**STORED ROWS**
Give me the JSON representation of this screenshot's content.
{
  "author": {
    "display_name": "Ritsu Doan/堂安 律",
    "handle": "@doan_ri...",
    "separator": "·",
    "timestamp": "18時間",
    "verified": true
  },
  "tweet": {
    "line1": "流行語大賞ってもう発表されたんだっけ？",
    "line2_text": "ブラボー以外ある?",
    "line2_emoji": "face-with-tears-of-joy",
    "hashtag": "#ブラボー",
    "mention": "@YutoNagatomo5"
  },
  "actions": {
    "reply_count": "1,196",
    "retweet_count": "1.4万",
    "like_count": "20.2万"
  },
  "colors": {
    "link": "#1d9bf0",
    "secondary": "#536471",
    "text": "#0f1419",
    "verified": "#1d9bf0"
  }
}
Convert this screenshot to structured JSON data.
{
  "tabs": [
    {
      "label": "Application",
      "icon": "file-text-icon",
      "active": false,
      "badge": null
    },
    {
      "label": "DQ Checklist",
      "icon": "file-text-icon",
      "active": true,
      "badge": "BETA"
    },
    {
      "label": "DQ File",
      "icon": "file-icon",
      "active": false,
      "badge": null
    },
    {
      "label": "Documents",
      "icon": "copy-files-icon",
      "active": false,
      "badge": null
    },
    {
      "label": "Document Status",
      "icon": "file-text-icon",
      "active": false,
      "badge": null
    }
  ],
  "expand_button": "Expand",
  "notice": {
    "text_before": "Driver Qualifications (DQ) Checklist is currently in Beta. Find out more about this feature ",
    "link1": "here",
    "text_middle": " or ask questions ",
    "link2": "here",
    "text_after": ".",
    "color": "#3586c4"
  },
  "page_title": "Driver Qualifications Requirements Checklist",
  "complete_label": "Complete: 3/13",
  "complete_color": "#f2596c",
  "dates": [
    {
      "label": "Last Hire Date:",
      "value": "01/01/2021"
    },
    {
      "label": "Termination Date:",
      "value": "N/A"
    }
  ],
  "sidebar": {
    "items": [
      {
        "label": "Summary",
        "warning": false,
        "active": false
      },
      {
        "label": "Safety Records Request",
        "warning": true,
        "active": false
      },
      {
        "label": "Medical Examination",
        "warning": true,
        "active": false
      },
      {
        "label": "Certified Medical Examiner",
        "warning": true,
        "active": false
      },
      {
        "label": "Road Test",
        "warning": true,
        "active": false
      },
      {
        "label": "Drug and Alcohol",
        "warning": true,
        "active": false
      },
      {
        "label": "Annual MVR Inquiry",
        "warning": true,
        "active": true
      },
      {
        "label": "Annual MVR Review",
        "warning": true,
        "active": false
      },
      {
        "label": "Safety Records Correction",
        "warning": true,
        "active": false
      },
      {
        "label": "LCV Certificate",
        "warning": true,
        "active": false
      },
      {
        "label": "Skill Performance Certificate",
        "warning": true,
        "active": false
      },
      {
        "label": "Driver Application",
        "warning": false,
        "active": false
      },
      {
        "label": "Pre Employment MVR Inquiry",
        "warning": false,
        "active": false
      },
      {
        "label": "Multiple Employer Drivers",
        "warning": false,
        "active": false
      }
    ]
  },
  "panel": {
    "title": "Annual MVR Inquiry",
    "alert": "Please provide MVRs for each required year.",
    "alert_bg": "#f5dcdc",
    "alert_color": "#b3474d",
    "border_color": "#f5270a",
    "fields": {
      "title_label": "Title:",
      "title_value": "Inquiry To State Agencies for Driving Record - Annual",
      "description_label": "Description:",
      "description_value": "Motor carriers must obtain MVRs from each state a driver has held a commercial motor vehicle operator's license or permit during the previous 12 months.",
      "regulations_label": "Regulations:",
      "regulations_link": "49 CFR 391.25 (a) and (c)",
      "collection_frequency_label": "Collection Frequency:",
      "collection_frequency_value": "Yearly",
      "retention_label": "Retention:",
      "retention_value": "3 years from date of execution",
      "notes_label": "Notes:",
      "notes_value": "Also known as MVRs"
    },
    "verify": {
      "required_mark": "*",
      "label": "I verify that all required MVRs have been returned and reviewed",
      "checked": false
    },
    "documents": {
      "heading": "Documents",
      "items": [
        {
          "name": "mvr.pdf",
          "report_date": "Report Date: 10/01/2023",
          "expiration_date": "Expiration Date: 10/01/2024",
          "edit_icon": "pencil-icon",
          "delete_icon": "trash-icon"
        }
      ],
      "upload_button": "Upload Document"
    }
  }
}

**AIM OF THE EXERCISE**
Search the data above for the string "screenshot" and return every line that has it.

**RESULT OF THE EXERCISE**
Give me the JSON representation of this screenshot's content.
Convert this screenshot to structured JSON data.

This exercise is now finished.